THE EXERCISE —
Print every line of the material below word for word, but leave the pictures out.

(Records of where elements appear)
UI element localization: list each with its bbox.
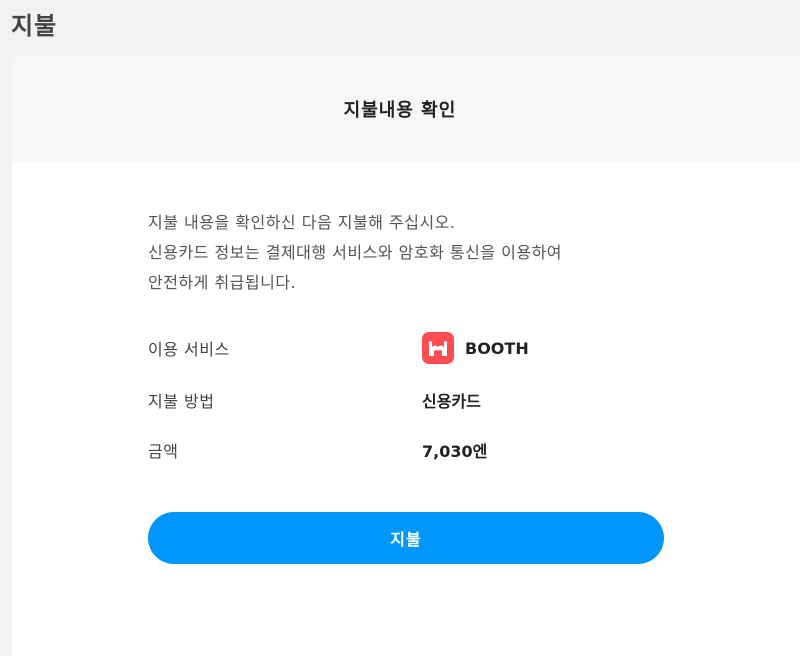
amount-value: 7,030엔 — [422, 442, 488, 461]
booth-logo-icon — [422, 332, 454, 364]
payment-method-value: 신용카드 — [422, 392, 481, 411]
page-title: 지불 — [11, 12, 58, 40]
payment-method-row: 지불 방법 신용카드 — [148, 380, 668, 420]
notice-line: 지불 내용을 확인하신 다음 지불해 주십시오. — [148, 213, 456, 232]
amount-row: 금액 7,030엔 — [148, 430, 668, 470]
service-label: 이용 서비스 — [148, 340, 230, 359]
service-name: BOOTH — [465, 338, 529, 358]
card-header: 지불내용 확인 — [12, 56, 800, 162]
service-row: 이용 서비스 BOOTH — [148, 328, 668, 368]
amount-label: 금액 — [148, 442, 179, 461]
payment-notice: 지불 내용을 확인하신 다음 지불해 주십시오. 신용카드 정보는 결제대행 서… — [148, 208, 562, 298]
card-header-title: 지불내용 확인 — [343, 100, 457, 121]
payment-confirmation-card: 지불내용 확인 지불 내용을 확인하신 다음 지불해 주십시오. 신용카드 정보… — [12, 56, 800, 656]
payment-method-label: 지불 방법 — [148, 392, 215, 411]
notice-line: 안전하게 취급됩니다. — [148, 273, 297, 292]
notice-line: 신용카드 정보는 결제대행 서비스와 암호화 통신을 이용하여 — [148, 243, 563, 262]
pay-button[interactable]: 지불 — [148, 512, 664, 564]
service-value: BOOTH — [422, 332, 529, 364]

SOLUTION TO THIS PROBLEM —
UI element localization: list each with its bbox.
amount-value: 7,030엔 — [422, 442, 488, 461]
booth-logo-icon — [422, 332, 454, 364]
payment-method-value: 신용카드 — [422, 392, 481, 411]
page-title: 지불 — [11, 12, 58, 40]
payment-method-row: 지불 방법 신용카드 — [148, 380, 668, 420]
notice-line: 지불 내용을 확인하신 다음 지불해 주십시오. — [148, 213, 456, 232]
amount-row: 금액 7,030엔 — [148, 430, 668, 470]
service-label: 이용 서비스 — [148, 340, 230, 359]
service-name: BOOTH — [465, 338, 529, 358]
card-header: 지불내용 확인 — [12, 56, 800, 162]
service-row: 이용 서비스 BOOTH — [148, 328, 668, 368]
amount-label: 금액 — [148, 442, 179, 461]
payment-notice: 지불 내용을 확인하신 다음 지불해 주십시오. 신용카드 정보는 결제대행 서… — [148, 208, 562, 298]
card-header-title: 지불내용 확인 — [343, 100, 457, 121]
payment-confirmation-card: 지불내용 확인 지불 내용을 확인하신 다음 지불해 주십시오. 신용카드 정보… — [12, 56, 800, 656]
payment-method-label: 지불 방법 — [148, 392, 215, 411]
notice-line: 안전하게 취급됩니다. — [148, 273, 297, 292]
notice-line: 신용카드 정보는 결제대행 서비스와 암호화 통신을 이용하여 — [148, 243, 563, 262]
pay-button[interactable]: 지불 — [148, 512, 664, 564]
service-value: BOOTH — [422, 332, 529, 364]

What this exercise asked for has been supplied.